Work to do:
Set down every record once more, exactly as given.

Records that describe figures:
— BEGIN —

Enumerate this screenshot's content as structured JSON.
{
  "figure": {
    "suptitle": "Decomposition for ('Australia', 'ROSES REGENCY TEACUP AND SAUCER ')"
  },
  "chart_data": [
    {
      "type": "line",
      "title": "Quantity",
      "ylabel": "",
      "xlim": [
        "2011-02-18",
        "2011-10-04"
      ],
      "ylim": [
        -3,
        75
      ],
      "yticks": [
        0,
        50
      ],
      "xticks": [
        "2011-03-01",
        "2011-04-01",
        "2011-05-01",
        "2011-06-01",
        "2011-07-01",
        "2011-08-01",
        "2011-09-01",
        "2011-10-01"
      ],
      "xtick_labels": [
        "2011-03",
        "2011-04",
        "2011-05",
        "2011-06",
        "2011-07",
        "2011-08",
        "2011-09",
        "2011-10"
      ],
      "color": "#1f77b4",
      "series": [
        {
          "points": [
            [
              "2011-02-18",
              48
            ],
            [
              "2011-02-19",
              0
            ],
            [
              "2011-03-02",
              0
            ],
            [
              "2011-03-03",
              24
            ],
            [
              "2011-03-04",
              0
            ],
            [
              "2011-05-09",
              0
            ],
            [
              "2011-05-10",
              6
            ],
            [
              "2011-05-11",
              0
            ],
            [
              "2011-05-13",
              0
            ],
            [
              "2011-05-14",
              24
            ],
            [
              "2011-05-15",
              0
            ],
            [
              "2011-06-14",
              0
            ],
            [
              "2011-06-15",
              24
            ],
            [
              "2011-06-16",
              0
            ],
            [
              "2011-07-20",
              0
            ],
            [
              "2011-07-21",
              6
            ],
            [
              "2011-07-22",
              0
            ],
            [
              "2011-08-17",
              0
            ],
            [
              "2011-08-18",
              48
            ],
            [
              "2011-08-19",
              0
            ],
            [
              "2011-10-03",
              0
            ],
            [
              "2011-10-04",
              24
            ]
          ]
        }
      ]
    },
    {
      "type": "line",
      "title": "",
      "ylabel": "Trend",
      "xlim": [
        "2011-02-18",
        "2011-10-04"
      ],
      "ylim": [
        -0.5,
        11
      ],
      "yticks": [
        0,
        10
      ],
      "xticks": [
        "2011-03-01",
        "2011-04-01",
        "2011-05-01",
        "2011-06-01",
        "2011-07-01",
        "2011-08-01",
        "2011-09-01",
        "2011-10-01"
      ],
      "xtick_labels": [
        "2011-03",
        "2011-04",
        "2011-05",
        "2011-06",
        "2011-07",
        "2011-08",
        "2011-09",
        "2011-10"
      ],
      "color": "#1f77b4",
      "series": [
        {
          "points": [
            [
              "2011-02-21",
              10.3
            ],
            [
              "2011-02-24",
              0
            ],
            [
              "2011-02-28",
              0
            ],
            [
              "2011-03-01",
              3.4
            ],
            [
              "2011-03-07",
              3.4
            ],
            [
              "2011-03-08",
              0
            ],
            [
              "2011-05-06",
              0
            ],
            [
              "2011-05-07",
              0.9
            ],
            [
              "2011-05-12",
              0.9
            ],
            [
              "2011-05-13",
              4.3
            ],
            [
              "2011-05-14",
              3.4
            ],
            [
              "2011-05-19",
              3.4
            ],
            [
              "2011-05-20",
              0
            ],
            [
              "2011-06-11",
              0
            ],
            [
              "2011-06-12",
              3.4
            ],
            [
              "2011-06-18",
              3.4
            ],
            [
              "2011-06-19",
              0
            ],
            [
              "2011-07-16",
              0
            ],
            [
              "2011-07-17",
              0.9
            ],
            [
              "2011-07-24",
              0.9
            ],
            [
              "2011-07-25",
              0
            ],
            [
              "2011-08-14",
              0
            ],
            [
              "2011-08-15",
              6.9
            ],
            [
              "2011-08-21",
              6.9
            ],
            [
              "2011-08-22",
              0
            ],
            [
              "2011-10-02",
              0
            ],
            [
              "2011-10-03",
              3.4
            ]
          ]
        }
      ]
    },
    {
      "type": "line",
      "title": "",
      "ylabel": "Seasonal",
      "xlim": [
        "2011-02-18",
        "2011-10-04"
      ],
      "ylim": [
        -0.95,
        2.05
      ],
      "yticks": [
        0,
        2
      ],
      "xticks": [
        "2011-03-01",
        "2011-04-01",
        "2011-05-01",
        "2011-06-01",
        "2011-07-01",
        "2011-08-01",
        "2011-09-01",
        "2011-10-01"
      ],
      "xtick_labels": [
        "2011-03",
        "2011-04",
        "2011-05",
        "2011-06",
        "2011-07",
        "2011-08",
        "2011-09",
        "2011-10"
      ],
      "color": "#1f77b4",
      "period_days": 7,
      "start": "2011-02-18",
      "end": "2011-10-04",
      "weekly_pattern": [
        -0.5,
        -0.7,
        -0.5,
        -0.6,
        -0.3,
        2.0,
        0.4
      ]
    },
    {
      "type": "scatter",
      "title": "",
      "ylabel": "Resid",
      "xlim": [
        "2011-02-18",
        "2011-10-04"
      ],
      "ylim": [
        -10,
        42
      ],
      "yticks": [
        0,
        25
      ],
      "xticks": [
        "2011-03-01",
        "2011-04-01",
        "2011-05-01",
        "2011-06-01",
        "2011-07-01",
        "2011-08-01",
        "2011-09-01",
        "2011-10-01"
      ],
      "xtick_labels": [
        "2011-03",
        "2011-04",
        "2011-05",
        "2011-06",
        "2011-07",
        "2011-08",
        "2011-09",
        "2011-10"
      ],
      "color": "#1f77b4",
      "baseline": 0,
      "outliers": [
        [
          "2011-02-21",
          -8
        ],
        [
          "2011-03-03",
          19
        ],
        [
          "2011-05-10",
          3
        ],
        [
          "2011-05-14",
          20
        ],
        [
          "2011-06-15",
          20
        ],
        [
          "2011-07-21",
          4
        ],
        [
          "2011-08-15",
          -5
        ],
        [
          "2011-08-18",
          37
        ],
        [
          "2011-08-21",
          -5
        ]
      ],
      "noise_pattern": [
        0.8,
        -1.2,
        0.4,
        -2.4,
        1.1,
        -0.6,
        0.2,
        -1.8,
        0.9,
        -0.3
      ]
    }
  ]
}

— END —

Task solution:
Enumerate this screenshot's content as structured JSON.
{
  "figure": {
    "suptitle": "Decomposition for ('Australia', 'ROSES REGENCY TEACUP AND SAUCER ')"
  },
  "chart_data": [
    {
      "type": "line",
      "title": "Quantity",
      "ylabel": "",
      "xlim": [
        "2011-02-18",
        "2011-10-04"
      ],
      "ylim": [
        -3,
        75
      ],
      "yticks": [
        0,
        50
      ],
      "xticks": [
        "2011-03-01",
        "2011-04-01",
        "2011-05-01",
        "2011-06-01",
        "2011-07-01",
        "2011-08-01",
        "2011-09-01",
        "2011-10-01"
      ],
      "xtick_labels": [
        "2011-03",
        "2011-04",
        "2011-05",
        "2011-06",
        "2011-07",
        "2011-08",
        "2011-09",
        "2011-10"
      ],
      "color": "#1f77b4",
      "series": [
        {
          "points": [
            [
              "2011-02-18",
              48
            ],
            [
              "2011-02-19",
              0
            ],
            [
              "2011-03-02",
              0
            ],
            [
              "2011-03-03",
              24
            ],
            [
              "2011-03-04",
              0
            ],
            [
              "2011-05-09",
              0
            ],
            [
              "2011-05-10",
              6
            ],
            [
              "2011-05-11",
              0
            ],
            [
              "2011-05-13",
              0
            ],
            [
              "2011-05-14",
              24
            ],
            [
              "2011-05-15",
              0
            ],
            [
              "2011-06-14",
              0
            ],
            [
              "2011-06-15",
              24
            ],
            [
              "2011-06-16",
              0
            ],
            [
              "2011-07-20",
              0
            ],
            [
              "2011-07-21",
              6
            ],
            [
              "2011-07-22",
              0
            ],
            [
              "2011-08-17",
              0
            ],
            [
              "2011-08-18",
              48
            ],
            [
              "2011-08-19",
              0
            ],
            [
              "2011-10-03",
              0
            ],
            [
              "2011-10-04",
              24
            ]
          ]
        }
      ]
    },
    {
      "type": "line",
      "title": "",
      "ylabel": "Trend",
      "xlim": [
        "2011-02-18",
        "2011-10-04"
      ],
      "ylim": [
        -0.5,
        11
      ],
      "yticks": [
        0,
        10
      ],
      "xticks": [
        "2011-03-01",
        "2011-04-01",
        "2011-05-01",
        "2011-06-01",
        "2011-07-01",
        "2011-08-01",
        "2011-09-01",
        "2011-10-01"
      ],
      "xtick_labels": [
        "2011-03",
        "2011-04",
        "2011-05",
        "2011-06",
        "2011-07",
        "2011-08",
        "2011-09",
        "2011-10"
      ],
      "color": "#1f77b4",
      "series": [
        {
          "points": [
            [
              "2011-02-21",
              10.3
            ],
            [
              "2011-02-24",
              0
            ],
            [
              "2011-02-28",
              0
            ],
            [
              "2011-03-01",
              3.4
            ],
            [
              "2011-03-07",
              3.4
            ],
            [
              "2011-03-08",
              0
            ],
            [
              "2011-05-06",
              0
            ],
            [
              "2011-05-07",
              0.9
            ],
            [
              "2011-05-12",
              0.9
            ],
            [
              "2011-05-13",
              4.3
            ],
            [
              "2011-05-14",
              3.4
            ],
            [
              "2011-05-19",
              3.4
            ],
            [
              "2011-05-20",
              0
            ],
            [
              "2011-06-11",
              0
            ],
            [
              "2011-06-12",
              3.4
            ],
            [
              "2011-06-18",
              3.4
            ],
            [
              "2011-06-19",
              0
            ],
            [
              "2011-07-16",
              0
            ],
            [
              "2011-07-17",
              0.9
            ],
            [
              "2011-07-24",
              0.9
            ],
            [
              "2011-07-25",
              0
            ],
            [
              "2011-08-14",
              0
            ],
            [
              "2011-08-15",
              6.9
            ],
            [
              "2011-08-21",
              6.9
            ],
            [
              "2011-08-22",
              0
            ],
            [
              "2011-10-02",
              0
            ],
            [
              "2011-10-03",
              3.4
            ]
          ]
        }
      ]
    },
    {
      "type": "line",
      "title": "",
      "ylabel": "Seasonal",
      "xlim": [
        "2011-02-18",
        "2011-10-04"
      ],
      "ylim": [
        -0.95,
        2.05
      ],
      "yticks": [
        0,
        2
      ],
      "xticks": [
        "2011-03-01",
        "2011-04-01",
        "2011-05-01",
        "2011-06-01",
        "2011-07-01",
        "2011-08-01",
        "2011-09-01",
        "2011-10-01"
      ],
      "xtick_labels": [
        "2011-03",
        "2011-04",
        "2011-05",
        "2011-06",
        "2011-07",
        "2011-08",
        "2011-09",
        "2011-10"
      ],
      "color": "#1f77b4",
      "period_days": 7,
      "start": "2011-02-18",
      "end": "2011-10-04",
      "weekly_pattern": [
        -0.5,
        -0.7,
        -0.5,
        -0.6,
        -0.3,
        2.0,
        0.4
      ]
    },
    {
      "type": "scatter",
      "title": "",
      "ylabel": "Resid",
      "xlim": [
        "2011-02-18",
        "2011-10-04"
      ],
      "ylim": [
        -10,
        42
      ],
      "yticks": [
        0,
        25
      ],
      "xticks": [
        "2011-03-01",
        "2011-04-01",
        "2011-05-01",
        "2011-06-01",
        "2011-07-01",
        "2011-08-01",
        "2011-09-01",
        "2011-10-01"
      ],
      "xtick_labels": [
        "2011-03",
        "2011-04",
        "2011-05",
        "2011-06",
        "2011-07",
        "2011-08",
        "2011-09",
        "2011-10"
      ],
      "color": "#1f77b4",
      "baseline": 0,
      "outliers": [
        [
          "2011-02-21",
          -8
        ],
        [
          "2011-03-03",
          19
        ],
        [
          "2011-05-10",
          3
        ],
        [
          "2011-05-14",
          20
        ],
        [
          "2011-06-15",
          20
        ],
        [
          "2011-07-21",
          4
        ],
        [
          "2011-08-15",
          -5
        ],
        [
          "2011-08-18",
          37
        ],
        [
          "2011-08-21",
          -5
        ]
      ],
      "noise_pattern": [
        0.8,
        -1.2,
        0.4,
        -2.4,
        1.1,
        -0.6,
        0.2,
        -1.8,
        0.9,
        -0.3
      ]
    }
  ]
}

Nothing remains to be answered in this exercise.